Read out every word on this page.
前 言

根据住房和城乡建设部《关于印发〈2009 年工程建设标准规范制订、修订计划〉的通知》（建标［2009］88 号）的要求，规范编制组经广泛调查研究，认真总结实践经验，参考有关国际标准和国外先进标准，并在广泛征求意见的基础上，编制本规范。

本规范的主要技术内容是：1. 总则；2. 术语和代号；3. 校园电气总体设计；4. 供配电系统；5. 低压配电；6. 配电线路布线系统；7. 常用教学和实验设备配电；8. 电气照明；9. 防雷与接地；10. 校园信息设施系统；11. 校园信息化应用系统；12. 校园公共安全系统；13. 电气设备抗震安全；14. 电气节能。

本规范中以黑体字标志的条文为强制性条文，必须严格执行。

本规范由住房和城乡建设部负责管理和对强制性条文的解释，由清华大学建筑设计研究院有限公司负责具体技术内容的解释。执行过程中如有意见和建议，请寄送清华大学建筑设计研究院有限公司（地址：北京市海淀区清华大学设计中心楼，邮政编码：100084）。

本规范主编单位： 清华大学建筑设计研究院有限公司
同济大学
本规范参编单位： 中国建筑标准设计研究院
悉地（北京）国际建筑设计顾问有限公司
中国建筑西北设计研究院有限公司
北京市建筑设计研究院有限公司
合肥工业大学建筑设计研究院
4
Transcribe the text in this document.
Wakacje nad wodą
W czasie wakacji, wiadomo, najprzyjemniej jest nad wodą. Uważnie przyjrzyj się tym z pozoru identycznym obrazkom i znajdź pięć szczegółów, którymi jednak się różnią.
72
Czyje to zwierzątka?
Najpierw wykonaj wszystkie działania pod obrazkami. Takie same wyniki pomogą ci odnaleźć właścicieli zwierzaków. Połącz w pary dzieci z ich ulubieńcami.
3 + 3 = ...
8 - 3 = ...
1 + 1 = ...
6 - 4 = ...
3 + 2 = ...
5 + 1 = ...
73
---+---
Each line that holds the word "this" is to be copied.

Read out every word on this page.
Transcribe the text in this document.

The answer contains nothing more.